### [Work to complete]
Reproduce the lines of the material exactly, excluding every image.

### [Information supplied]
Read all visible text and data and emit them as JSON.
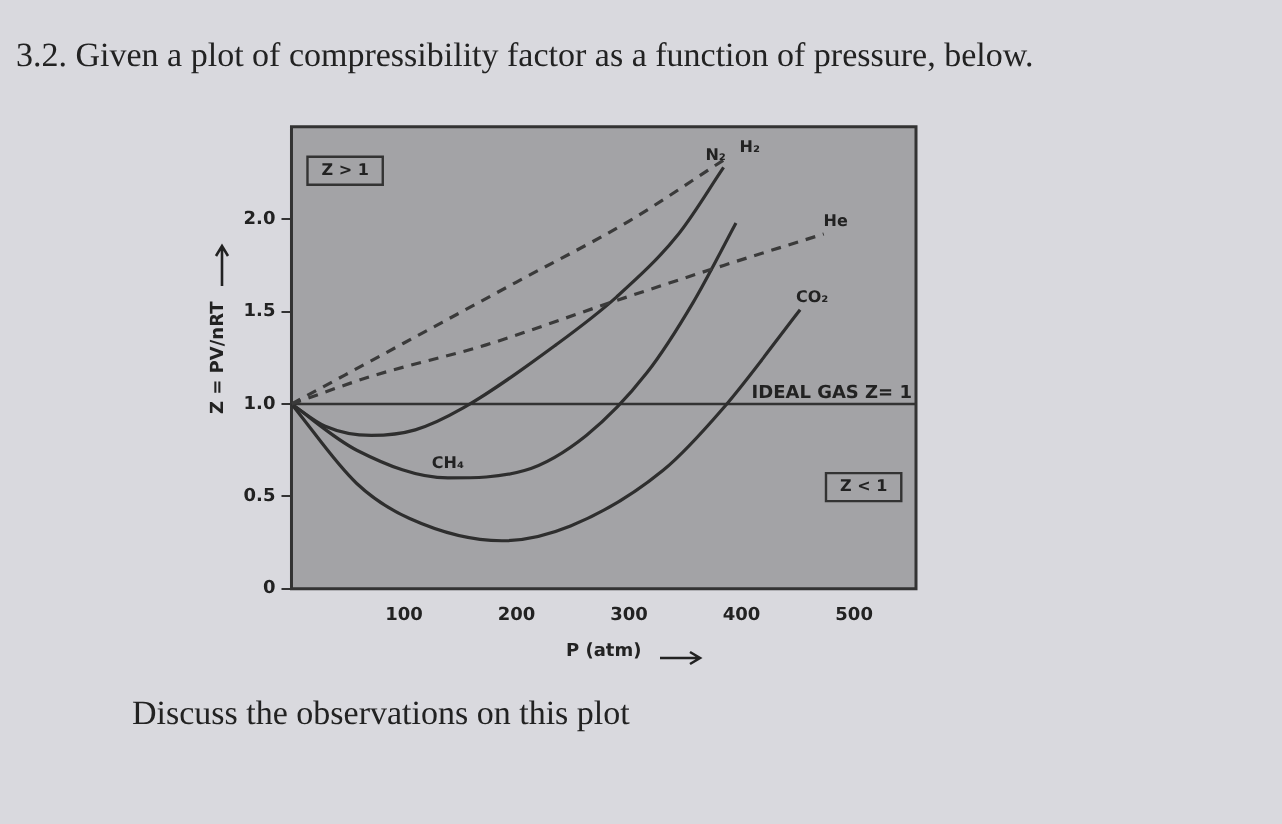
{
  "chart_data": {
    "type": "line",
    "title": "3.2.    Given a plot of compressibility factor as a function of pressure, below.",
    "xlabel": "P (atm)",
    "ylabel": "Z = PV/nRT",
    "xlim": [
      0,
      555
    ],
    "xticks": [
      100,
      200,
      300,
      400,
      500
    ],
    "ylim": [
      0,
      2.5
    ],
    "yticks": [
      {
        "value": 0,
        "label": "0"
      },
      {
        "value": 0.5,
        "label": "0.5"
      },
      {
        "value": 1,
        "label": "1.0"
      },
      {
        "value": 1.5,
        "label": "1.5"
      },
      {
        "value": 2,
        "label": "2.0"
      }
    ],
    "grid": false,
    "legend": false,
    "marker": "none",
    "series": [
      {
        "name": "H₂",
        "color": "#3a3a3a",
        "line_style": "dashed",
        "x": [
          0,
          100,
          200,
          300,
          384
        ],
        "values": [
          1.0,
          1.33,
          1.66,
          1.99,
          2.32
        ]
      },
      {
        "name": "He",
        "color": "#3a3a3a",
        "line_style": "dashed",
        "x": [
          0,
          71,
          173,
          284,
          384,
          473
        ],
        "values": [
          1.0,
          1.15,
          1.32,
          1.55,
          1.75,
          1.92
        ]
      },
      {
        "name": "N₂",
        "color": "#2e2e2e",
        "line_style": "solid",
        "x": [
          0,
          30,
          71,
          110,
          153,
          235,
          289,
          344,
          384
        ],
        "values": [
          1.0,
          0.88,
          0.83,
          0.86,
          0.98,
          1.32,
          1.58,
          1.92,
          2.28
        ]
      },
      {
        "name": "CH₄",
        "color": "#2e2e2e",
        "line_style": "solid",
        "x": [
          0,
          58,
          139,
          207,
          262,
          316,
          357,
          395
        ],
        "values": [
          1.0,
          0.75,
          0.6,
          0.64,
          0.83,
          1.17,
          1.55,
          1.98
        ]
      },
      {
        "name": "CO₂",
        "color": "#2e2e2e",
        "line_style": "solid",
        "x": [
          0,
          58,
          105,
          187,
          248,
          330,
          384,
          452
        ],
        "values": [
          1.0,
          0.57,
          0.38,
          0.26,
          0.34,
          0.64,
          0.98,
          1.51
        ]
      }
    ],
    "ref_lines": [
      {
        "axis": "y",
        "value": 1,
        "label": "IDEAL GAS Z= 1",
        "color": "#333333"
      }
    ],
    "annotations": [
      "Z > 1",
      "Z < 1",
      "Discuss the observations on this plot"
    ]
  }
}
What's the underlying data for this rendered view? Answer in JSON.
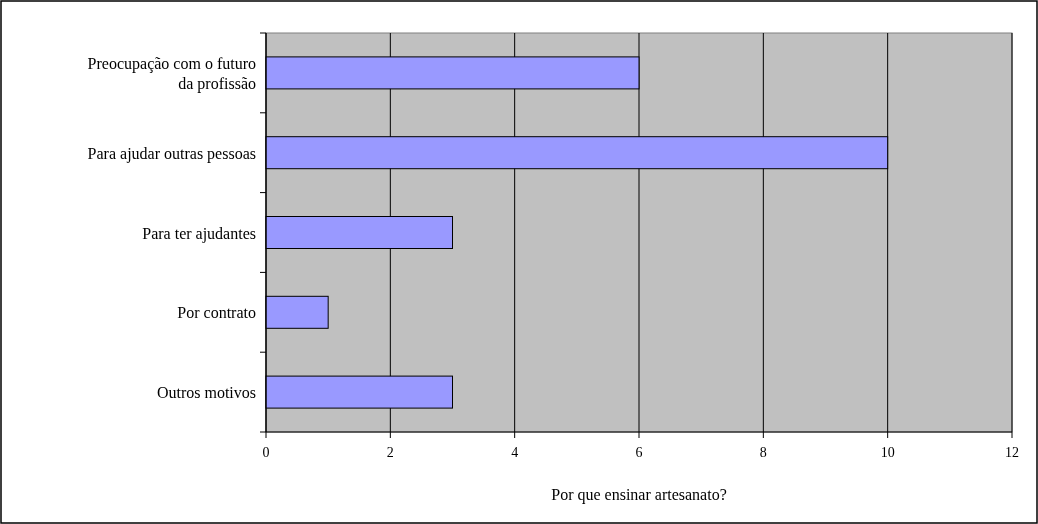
{
  "chart_data": {
    "type": "bar",
    "orientation": "horizontal",
    "xlabel": "Por que ensinar artesanato?",
    "categories": [
      "Preocupação com o futuro da profissão",
      "Para ajudar outras pessoas",
      "Para ter ajudantes",
      "Por contrato",
      "Outros motivos"
    ],
    "values": [
      6,
      10,
      3,
      1,
      3
    ],
    "color": "#9999ff",
    "xlim": [
      0,
      12
    ],
    "xticks": [
      0,
      2,
      4,
      6,
      8,
      10,
      12
    ],
    "grid": "x"
  }
}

### [Correct output]
Read all visible text and data and emit them as JSON.
{
  "chart_data": {
    "type": "line",
    "title": "3.2.    Given a plot of compressibility factor as a function of pressure, below.",
    "xlabel": "P (atm)",
    "ylabel": "Z = PV/nRT",
    "xlim": [
      0,
      555
    ],
    "xticks": [
      100,
      200,
      300,
      400,
      500
    ],
    "ylim": [
      0,
      2.5
    ],
    "yticks": [
      {
        "value": 0,
        "label": "0"
      },
      {
        "value": 0.5,
        "label": "0.5"
      },
      {
        "value": 1,
        "label": "1.0"
      },
      {
        "value": 1.5,
        "label": "1.5"
      },
      {
        "value": 2,
        "label": "2.0"
      }
    ],
    "grid": false,
    "legend": false,
    "marker": "none",
    "series": [
      {
        "name": "H₂",
        "color": "#3a3a3a",
        "line_style": "dashed",
        "x": [
          0,
          100,
          200,
          300,
          384
        ],
        "values": [
          1.0,
          1.33,
          1.66,
          1.99,
          2.32
        ]
      },
      {
        "name": "He",
        "color": "#3a3a3a",
        "line_style": "dashed",
        "x": [
          0,
          71,
          173,
          284,
          384,
          473
        ],
        "values": [
          1.0,
          1.15,
          1.32,
          1.55,
          1.75,
          1.92
        ]
      },
      {
        "name": "N₂",
        "color": "#2e2e2e",
        "line_style": "solid",
        "x": [
          0,
          30,
          71,
          110,
          153,
          235,
          289,
          344,
          384
        ],
        "values": [
          1.0,
          0.88,
          0.83,
          0.86,
          0.98,
          1.32,
          1.58,
          1.92,
          2.28
        ]
      },
      {
        "name": "CH₄",
        "color": "#2e2e2e",
        "line_style": "solid",
        "x": [
          0,
          58,
          139,
          207,
          262,
          316,
          357,
          395
        ],
        "values": [
          1.0,
          0.75,
          0.6,
          0.64,
          0.83,
          1.17,
          1.55,
          1.98
        ]
      },
      {
        "name": "CO₂",
        "color": "#2e2e2e",
        "line_style": "solid",
        "x": [
          0,
          58,
          105,
          187,
          248,
          330,
          384,
          452
        ],
        "values": [
          1.0,
          0.57,
          0.38,
          0.26,
          0.34,
          0.64,
          0.98,
          1.51
        ]
      }
    ],
    "ref_lines": [
      {
        "axis": "y",
        "value": 1,
        "label": "IDEAL GAS Z= 1",
        "color": "#333333"
      }
    ],
    "annotations": [
      "Z > 1",
      "Z < 1",
      "Discuss the observations on this plot"
    ]
  }
}
What's the underlying data for this rendered view? Answer in JSON.
{
  "chart_data": {
    "type": "bar",
    "orientation": "horizontal",
    "xlabel": "Por que ensinar artesanato?",
    "categories": [
      "Preocupação com o futuro da profissão",
      "Para ajudar outras pessoas",
      "Para ter ajudantes",
      "Por contrato",
      "Outros motivos"
    ],
    "values": [
      6,
      10,
      3,
      1,
      3
    ],
    "color": "#9999ff",
    "xlim": [
      0,
      12
    ],
    "xticks": [
      0,
      2,
      4,
      6,
      8,
      10,
      12
    ],
    "grid": "x"
  }
}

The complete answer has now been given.